## TEXTE FOURNI

━━━━━━

Nous devons donc obtenir des partis démocrates et socialistes qu’ils s’engagent à ce que leurs représentants se saisissent du texte de la Convention pour en débattre, l’amender, le réécrire dans le cadre d’une assemblée qui soumettra sa copie à un référendum simultané dans les 25 pays de l’UE. C’est alors que, d’un traité mal ficelé, nous passerons à un texte de fondation, la fondation d’une communauté politique sans laquelle il n’y a pas de Constitution. A défaut, l’UE restera un espace civique rachitique, une superstructure orléaniste c’est-à-dire, comme sous la Monarchie de Juillet en France, un espace où les seuls citoyens actifs se recrutent parmi les élites les plus instruites ou les plus fortunées. Le risque sera alors immense de voir les attentes populaires dévoyées par les tenants du nationalisme ou de la droite extrême, si nombreux dans cette grande Europe inachevée.
2 - Avancée ou obstacle ?

━━━━━━

## CONSIGNE A
Mets sous forme de liste JSON de chaînes les lignes de la liste ci-dessous, du début jusqu'à la ligne contenant "heading-11: 11. TUNE/ENTER" incluse, à raison d'une chaîne par ligne et sans les lignes vides.

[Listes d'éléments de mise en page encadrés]
━━━━━━

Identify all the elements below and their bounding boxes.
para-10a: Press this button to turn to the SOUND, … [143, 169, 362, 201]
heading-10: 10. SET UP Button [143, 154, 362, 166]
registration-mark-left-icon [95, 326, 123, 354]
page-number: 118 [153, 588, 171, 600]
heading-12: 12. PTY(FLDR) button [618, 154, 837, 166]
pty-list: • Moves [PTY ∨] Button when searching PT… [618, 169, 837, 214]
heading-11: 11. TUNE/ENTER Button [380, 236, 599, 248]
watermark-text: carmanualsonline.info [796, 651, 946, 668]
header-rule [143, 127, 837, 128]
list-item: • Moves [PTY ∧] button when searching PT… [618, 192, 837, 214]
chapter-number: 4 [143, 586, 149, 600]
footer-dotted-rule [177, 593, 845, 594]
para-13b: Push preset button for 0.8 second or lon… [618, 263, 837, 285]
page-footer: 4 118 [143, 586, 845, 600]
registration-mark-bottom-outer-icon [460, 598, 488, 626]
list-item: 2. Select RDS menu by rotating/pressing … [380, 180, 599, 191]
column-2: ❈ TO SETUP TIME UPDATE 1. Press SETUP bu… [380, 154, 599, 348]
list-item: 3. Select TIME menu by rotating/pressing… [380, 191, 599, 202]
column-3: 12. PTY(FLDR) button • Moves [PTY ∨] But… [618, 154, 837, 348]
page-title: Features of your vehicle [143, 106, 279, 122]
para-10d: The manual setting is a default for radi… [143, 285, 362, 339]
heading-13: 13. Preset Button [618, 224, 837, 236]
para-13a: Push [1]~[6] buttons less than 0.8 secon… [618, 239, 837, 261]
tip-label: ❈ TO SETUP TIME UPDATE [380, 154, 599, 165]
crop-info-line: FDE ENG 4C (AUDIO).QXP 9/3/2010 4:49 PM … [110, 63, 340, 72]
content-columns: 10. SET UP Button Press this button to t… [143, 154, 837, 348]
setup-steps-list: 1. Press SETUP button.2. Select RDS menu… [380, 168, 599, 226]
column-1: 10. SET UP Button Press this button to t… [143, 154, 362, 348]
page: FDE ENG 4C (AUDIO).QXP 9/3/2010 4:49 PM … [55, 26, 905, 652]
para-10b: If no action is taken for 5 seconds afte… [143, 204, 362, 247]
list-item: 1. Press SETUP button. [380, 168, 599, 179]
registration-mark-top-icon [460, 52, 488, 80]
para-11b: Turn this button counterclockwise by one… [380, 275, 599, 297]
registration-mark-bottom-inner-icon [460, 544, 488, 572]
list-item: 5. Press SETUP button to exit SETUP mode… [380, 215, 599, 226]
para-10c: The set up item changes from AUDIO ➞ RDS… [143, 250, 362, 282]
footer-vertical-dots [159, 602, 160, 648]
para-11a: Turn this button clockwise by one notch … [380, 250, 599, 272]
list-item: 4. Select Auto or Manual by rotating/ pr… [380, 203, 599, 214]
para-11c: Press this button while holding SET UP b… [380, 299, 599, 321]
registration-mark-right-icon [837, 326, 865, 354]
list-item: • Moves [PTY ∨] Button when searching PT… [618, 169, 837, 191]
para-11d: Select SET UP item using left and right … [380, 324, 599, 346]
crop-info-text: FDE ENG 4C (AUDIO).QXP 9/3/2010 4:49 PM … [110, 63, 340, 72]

━━━━━━

## CONSIGNE B
Recopie tel quel le passage du texte sur la Constitution européenne qui va de "Nous devons donc" jusqu'à "grande Europe inachevée." inclus.

## RÉSULTAT A
[
  "Identify all the elements below and their bounding boxes.",
  "para-10a: Press this button to turn to the SOUND, … [143, 169, 362, 201]",
  "heading-10: 10. SET UP Button [143, 154, 362, 166]",
  "registration-mark-left-icon [95, 326, 123, 354]",
  "page-number: 118 [153, 588, 171, 600]",
  "heading-12: 12. PTY(FLDR) button [618, 154, 837, 166]",
  "pty-list: • Moves [PTY ∨] Button when searching PT… [618, 169, 837, 214]",
  "heading-11: 11. TUNE/ENTER Button [380, 236, 599, 248]"
]

## RÉSULTAT B
Nous devons donc obtenir des partis démocrates et socialistes qu’ils s’engagent à ce que leurs représentants se saisissent du texte de la Convention pour en débattre, l’amender, le réécrire dans le cadre d’une assemblée qui soumettra sa copie à un référendum simultané dans les 25 pays de l’UE. C’est alors que, d’un traité mal ficelé, nous passerons à un texte de fondation, la fondation d’une communauté politique sans laquelle il n’y a pas de Constitution. A défaut, l’UE restera un espace civique rachitique, une superstructure orléaniste c’est-à-dire, comme sous la Monarchie de Juillet en France, un espace où les seuls citoyens actifs se recrutent parmi les élites les plus instruites ou les plus fortunées. Le risque sera alors immense de voir les attentes populaires dévoyées par les tenants du nationalisme ou de la droite extrême, si nombreux dans cette grande Europe inachevée.